Parole board approves Yemeni’s release from Guantánamo on fifth review

Salem bin Kanad in a photo taken from his 2008 Guantánamo prison profile provided to McClatchy Newspapers by the anti-secrecy WikiLeaks group.
Salem bin Kanad in a photo taken from his 2008 Guantánamo prison profile provided to McClatchy Newspapers by the anti-secrecy WikiLeaks group.

The Guantánamo parole board has approved the release of a Yemeni “forever prisoner” on his fifth review, the latest sign that showing up at a Periodic Review Board hearing actually helps a captive win release from the downsizing war-on-terror prison in Cuba.

The decision, released by the Pentagon on Monday, means 27 of the 80 captives currently held at the U.S. detention center in Cuba can leave in a transfer deal that satisfies Secretary of Defense Ash Carter.

Salem bin Kanad, about 40, got to Camp X-Ray in the second week of its existence in January 2002 and was profiled as a veteran jihadist who left his homeland for Afghanistan a year ahead of the 9/11 attacks.

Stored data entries
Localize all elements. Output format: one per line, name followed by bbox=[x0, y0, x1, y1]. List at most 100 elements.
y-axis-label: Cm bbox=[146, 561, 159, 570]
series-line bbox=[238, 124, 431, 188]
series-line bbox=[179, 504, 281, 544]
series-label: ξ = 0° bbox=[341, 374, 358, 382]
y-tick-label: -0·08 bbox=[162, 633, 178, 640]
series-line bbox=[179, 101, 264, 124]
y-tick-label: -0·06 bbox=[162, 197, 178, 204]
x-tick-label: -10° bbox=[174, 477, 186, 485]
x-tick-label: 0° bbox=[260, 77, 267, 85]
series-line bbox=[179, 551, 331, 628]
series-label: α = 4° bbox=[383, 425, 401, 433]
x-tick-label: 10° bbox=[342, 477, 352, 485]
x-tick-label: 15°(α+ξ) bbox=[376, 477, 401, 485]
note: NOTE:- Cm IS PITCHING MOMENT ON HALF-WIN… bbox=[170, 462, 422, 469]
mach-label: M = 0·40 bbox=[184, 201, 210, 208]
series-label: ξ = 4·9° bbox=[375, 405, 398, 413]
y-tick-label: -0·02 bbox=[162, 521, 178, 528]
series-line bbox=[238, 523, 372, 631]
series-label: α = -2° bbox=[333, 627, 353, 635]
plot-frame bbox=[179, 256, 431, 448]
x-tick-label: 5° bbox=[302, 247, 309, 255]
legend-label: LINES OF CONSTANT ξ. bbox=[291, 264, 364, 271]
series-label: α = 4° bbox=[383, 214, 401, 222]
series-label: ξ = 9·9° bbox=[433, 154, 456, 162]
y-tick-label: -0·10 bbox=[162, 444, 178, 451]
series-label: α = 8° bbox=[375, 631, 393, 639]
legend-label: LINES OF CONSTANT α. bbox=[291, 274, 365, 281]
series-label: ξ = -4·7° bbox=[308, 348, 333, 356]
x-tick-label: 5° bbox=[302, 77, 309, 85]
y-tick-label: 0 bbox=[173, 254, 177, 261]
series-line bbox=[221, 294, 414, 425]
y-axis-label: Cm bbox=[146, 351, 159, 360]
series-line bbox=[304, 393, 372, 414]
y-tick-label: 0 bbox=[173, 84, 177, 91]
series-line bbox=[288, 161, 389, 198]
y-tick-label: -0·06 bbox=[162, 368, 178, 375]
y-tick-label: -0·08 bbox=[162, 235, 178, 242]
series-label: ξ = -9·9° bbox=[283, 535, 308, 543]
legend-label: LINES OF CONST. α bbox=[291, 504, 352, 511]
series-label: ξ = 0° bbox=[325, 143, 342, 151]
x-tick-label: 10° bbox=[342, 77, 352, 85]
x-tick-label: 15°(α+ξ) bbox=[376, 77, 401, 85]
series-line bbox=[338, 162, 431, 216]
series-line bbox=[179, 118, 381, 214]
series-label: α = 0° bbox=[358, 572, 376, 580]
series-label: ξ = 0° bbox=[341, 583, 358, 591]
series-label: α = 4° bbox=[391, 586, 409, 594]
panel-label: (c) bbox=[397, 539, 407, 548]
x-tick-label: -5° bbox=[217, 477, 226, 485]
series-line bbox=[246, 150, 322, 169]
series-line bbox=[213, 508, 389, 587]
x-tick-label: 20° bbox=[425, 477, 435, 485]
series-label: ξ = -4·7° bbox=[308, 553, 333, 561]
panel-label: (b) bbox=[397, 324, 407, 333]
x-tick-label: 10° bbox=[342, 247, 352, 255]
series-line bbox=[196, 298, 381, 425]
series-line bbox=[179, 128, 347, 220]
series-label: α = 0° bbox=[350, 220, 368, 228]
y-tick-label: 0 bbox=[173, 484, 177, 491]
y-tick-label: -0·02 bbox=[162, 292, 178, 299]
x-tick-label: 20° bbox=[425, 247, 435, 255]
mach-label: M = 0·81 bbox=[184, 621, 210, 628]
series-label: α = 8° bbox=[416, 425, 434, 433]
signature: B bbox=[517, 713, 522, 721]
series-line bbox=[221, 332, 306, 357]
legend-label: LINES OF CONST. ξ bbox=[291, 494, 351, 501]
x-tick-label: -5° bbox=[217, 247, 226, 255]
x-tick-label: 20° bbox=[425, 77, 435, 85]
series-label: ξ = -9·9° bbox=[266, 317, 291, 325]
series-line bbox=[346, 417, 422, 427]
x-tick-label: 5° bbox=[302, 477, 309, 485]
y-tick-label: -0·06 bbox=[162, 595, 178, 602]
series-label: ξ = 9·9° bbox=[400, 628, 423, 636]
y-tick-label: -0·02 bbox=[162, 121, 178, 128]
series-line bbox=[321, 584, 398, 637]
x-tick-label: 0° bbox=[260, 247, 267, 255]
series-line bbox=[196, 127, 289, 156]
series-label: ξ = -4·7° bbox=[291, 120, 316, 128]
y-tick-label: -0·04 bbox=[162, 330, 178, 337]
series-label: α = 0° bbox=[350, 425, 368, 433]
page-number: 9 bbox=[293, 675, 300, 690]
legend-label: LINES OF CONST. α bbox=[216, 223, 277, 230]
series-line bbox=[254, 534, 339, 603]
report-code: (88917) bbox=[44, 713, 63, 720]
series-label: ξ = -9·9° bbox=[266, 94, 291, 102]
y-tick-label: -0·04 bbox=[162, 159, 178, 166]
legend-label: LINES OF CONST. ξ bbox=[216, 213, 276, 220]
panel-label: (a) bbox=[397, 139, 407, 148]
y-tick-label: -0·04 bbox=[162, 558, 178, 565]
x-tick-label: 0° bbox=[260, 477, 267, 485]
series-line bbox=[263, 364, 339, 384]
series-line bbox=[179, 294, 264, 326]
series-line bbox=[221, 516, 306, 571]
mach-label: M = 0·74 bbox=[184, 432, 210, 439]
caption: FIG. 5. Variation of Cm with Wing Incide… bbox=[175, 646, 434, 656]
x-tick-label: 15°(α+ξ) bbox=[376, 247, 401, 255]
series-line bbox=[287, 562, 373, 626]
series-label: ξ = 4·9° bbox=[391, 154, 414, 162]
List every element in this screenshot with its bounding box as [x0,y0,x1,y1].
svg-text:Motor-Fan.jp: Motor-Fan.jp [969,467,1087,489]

▸ PROBLEMS TO SOLVE:
**1.** Rewrite the paragraph of the Guantánamo article that begins "The decision, released by the Pentagon on Monday" as a short bulleted list that keeps its main facts.
**2.** List every news outlet, group, or government body named in the Guantánamo article.

▸ ANSWERS BELOW:
**1.**
- The Pentagon released the decision on Monday.
- 27 of the 80 captives now held at the U.S. detention center in Cuba can leave.
- Their release depends on a transfer deal that satisfies Secretary of Defense Ash Carter.

**2.**
- McClatchy Newspapers
- WikiLeaks
- The Periodic Review Board (the Guantánamo parole board)
- The Pentagon